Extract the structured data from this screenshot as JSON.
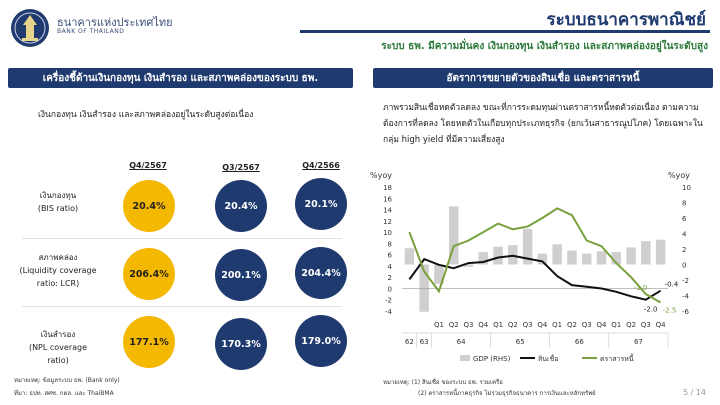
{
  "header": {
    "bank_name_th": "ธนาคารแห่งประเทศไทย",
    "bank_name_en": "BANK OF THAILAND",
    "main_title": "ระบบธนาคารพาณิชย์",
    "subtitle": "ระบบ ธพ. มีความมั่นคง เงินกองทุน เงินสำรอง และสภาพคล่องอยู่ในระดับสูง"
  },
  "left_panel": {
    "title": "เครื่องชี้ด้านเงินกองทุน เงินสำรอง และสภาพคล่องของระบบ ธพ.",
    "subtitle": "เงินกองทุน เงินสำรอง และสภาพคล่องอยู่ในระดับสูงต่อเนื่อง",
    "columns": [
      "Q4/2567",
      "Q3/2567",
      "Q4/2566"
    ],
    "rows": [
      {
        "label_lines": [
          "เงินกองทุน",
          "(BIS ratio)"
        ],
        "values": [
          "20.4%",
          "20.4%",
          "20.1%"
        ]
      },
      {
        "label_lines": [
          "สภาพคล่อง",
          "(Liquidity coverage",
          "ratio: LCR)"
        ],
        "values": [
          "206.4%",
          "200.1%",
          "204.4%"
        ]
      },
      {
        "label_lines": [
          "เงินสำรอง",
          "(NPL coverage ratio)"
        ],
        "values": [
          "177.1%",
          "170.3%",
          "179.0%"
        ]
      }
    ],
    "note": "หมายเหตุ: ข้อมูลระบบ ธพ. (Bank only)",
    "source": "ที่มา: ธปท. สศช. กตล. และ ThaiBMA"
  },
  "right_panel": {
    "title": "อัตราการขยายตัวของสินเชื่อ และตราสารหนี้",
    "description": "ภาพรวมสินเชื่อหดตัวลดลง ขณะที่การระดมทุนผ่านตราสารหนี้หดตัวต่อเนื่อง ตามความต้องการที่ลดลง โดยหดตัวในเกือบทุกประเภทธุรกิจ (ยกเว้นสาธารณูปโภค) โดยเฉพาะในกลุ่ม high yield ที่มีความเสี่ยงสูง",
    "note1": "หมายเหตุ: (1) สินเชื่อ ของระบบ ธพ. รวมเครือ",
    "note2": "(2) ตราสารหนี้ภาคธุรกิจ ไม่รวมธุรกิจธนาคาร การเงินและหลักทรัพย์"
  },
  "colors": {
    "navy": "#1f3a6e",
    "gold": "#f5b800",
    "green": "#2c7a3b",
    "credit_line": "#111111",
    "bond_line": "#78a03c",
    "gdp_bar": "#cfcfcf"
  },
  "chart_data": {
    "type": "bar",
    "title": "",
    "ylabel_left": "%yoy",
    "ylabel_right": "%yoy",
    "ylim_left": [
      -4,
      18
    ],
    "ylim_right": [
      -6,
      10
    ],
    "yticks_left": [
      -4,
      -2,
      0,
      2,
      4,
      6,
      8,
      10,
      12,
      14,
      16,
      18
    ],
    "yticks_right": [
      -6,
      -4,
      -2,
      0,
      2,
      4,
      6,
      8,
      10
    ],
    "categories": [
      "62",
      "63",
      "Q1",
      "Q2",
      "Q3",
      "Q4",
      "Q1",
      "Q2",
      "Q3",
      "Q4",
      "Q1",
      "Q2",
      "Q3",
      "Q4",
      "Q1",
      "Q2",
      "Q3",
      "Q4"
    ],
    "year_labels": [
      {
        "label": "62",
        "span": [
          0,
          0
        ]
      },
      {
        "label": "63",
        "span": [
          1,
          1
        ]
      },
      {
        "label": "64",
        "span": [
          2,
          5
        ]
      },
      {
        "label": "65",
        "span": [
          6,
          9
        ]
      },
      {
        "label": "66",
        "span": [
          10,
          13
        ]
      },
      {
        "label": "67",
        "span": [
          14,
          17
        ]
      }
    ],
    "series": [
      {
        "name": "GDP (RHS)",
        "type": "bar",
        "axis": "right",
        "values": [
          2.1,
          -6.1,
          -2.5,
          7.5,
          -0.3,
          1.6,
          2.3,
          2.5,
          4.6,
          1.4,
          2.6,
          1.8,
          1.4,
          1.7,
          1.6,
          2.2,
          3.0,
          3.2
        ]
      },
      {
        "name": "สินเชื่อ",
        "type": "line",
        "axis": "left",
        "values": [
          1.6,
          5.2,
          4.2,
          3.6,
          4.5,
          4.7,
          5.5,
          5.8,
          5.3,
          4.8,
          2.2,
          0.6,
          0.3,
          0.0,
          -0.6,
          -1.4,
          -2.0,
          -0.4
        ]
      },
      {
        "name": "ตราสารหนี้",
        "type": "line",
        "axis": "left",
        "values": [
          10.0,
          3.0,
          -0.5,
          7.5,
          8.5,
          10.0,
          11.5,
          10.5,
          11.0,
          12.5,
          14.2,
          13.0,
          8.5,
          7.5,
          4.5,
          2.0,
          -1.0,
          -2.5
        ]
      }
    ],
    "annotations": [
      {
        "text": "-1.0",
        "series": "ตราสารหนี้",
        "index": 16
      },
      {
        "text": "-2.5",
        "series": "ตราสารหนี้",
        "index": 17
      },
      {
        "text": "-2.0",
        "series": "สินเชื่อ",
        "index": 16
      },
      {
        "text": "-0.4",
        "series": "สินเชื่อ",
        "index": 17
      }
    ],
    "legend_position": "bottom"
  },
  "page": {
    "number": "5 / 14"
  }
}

★ ★ ★

● Prompt
Leave out the pictures and transcribe the entries above exactly.

● Response to the task
Extract the structured data from this screenshot as JSON.
{
  "header": {
    "bank_name_th": "ธนาคารแห่งประเทศไทย",
    "bank_name_en": "BANK OF THAILAND",
    "main_title": "ระบบธนาคารพาณิชย์",
    "subtitle": "ระบบ ธพ. มีความมั่นคง เงินกองทุน เงินสำรอง และสภาพคล่องอยู่ในระดับสูง"
  },
  "left_panel": {
    "title": "เครื่องชี้ด้านเงินกองทุน เงินสำรอง และสภาพคล่องของระบบ ธพ.",
    "subtitle": "เงินกองทุน เงินสำรอง และสภาพคล่องอยู่ในระดับสูงต่อเนื่อง",
    "columns": [
      "Q4/2567",
      "Q3/2567",
      "Q4/2566"
    ],
    "rows": [
      {
        "label_lines": [
          "เงินกองทุน",
          "(BIS ratio)"
        ],
        "values": [
          "20.4%",
          "20.4%",
          "20.1%"
        ]
      },
      {
        "label_lines": [
          "สภาพคล่อง",
          "(Liquidity coverage",
          "ratio: LCR)"
        ],
        "values": [
          "206.4%",
          "200.1%",
          "204.4%"
        ]
      },
      {
        "label_lines": [
          "เงินสำรอง",
          "(NPL coverage ratio)"
        ],
        "values": [
          "177.1%",
          "170.3%",
          "179.0%"
        ]
      }
    ],
    "note": "หมายเหตุ: ข้อมูลระบบ ธพ. (Bank only)",
    "source": "ที่มา: ธปท. สศช. กตล. และ ThaiBMA"
  },
  "right_panel": {
    "title": "อัตราการขยายตัวของสินเชื่อ และตราสารหนี้",
    "description": "ภาพรวมสินเชื่อหดตัวลดลง ขณะที่การระดมทุนผ่านตราสารหนี้หดตัวต่อเนื่อง ตามความต้องการที่ลดลง โดยหดตัวในเกือบทุกประเภทธุรกิจ (ยกเว้นสาธารณูปโภค) โดยเฉพาะในกลุ่ม high yield ที่มีความเสี่ยงสูง",
    "note1": "หมายเหตุ: (1) สินเชื่อ ของระบบ ธพ. รวมเครือ",
    "note2": "(2) ตราสารหนี้ภาคธุรกิจ ไม่รวมธุรกิจธนาคาร การเงินและหลักทรัพย์"
  },
  "colors": {
    "navy": "#1f3a6e",
    "gold": "#f5b800",
    "green": "#2c7a3b",
    "credit_line": "#111111",
    "bond_line": "#78a03c",
    "gdp_bar": "#cfcfcf"
  },
  "chart_data": {
    "type": "bar",
    "title": "",
    "ylabel_left": "%yoy",
    "ylabel_right": "%yoy",
    "ylim_left": [
      -4,
      18
    ],
    "ylim_right": [
      -6,
      10
    ],
    "yticks_left": [
      -4,
      -2,
      0,
      2,
      4,
      6,
      8,
      10,
      12,
      14,
      16,
      18
    ],
    "yticks_right": [
      -6,
      -4,
      -2,
      0,
      2,
      4,
      6,
      8,
      10
    ],
    "categories": [
      "62",
      "63",
      "Q1",
      "Q2",
      "Q3",
      "Q4",
      "Q1",
      "Q2",
      "Q3",
      "Q4",
      "Q1",
      "Q2",
      "Q3",
      "Q4",
      "Q1",
      "Q2",
      "Q3",
      "Q4"
    ],
    "year_labels": [
      {
        "label": "62",
        "span": [
          0,
          0
        ]
      },
      {
        "label": "63",
        "span": [
          1,
          1
        ]
      },
      {
        "label": "64",
        "span": [
          2,
          5
        ]
      },
      {
        "label": "65",
        "span": [
          6,
          9
        ]
      },
      {
        "label": "66",
        "span": [
          10,
          13
        ]
      },
      {
        "label": "67",
        "span": [
          14,
          17
        ]
      }
    ],
    "series": [
      {
        "name": "GDP (RHS)",
        "type": "bar",
        "axis": "right",
        "values": [
          2.1,
          -6.1,
          -2.5,
          7.5,
          -0.3,
          1.6,
          2.3,
          2.5,
          4.6,
          1.4,
          2.6,
          1.8,
          1.4,
          1.7,
          1.6,
          2.2,
          3.0,
          3.2
        ]
      },
      {
        "name": "สินเชื่อ",
        "type": "line",
        "axis": "left",
        "values": [
          1.6,
          5.2,
          4.2,
          3.6,
          4.5,
          4.7,
          5.5,
          5.8,
          5.3,
          4.8,
          2.2,
          0.6,
          0.3,
          0.0,
          -0.6,
          -1.4,
          -2.0,
          -0.4
        ]
      },
      {
        "name": "ตราสารหนี้",
        "type": "line",
        "axis": "left",
        "values": [
          10.0,
          3.0,
          -0.5,
          7.5,
          8.5,
          10.0,
          11.5,
          10.5,
          11.0,
          12.5,
          14.2,
          13.0,
          8.5,
          7.5,
          4.5,
          2.0,
          -1.0,
          -2.5
        ]
      }
    ],
    "annotations": [
      {
        "text": "-1.0",
        "series": "ตราสารหนี้",
        "index": 16
      },
      {
        "text": "-2.5",
        "series": "ตราสารหนี้",
        "index": 17
      },
      {
        "text": "-2.0",
        "series": "สินเชื่อ",
        "index": 16
      },
      {
        "text": "-0.4",
        "series": "สินเชื่อ",
        "index": 17
      }
    ],
    "legend_position": "bottom"
  },
  "page": {
    "number": "5 / 14"
  }
}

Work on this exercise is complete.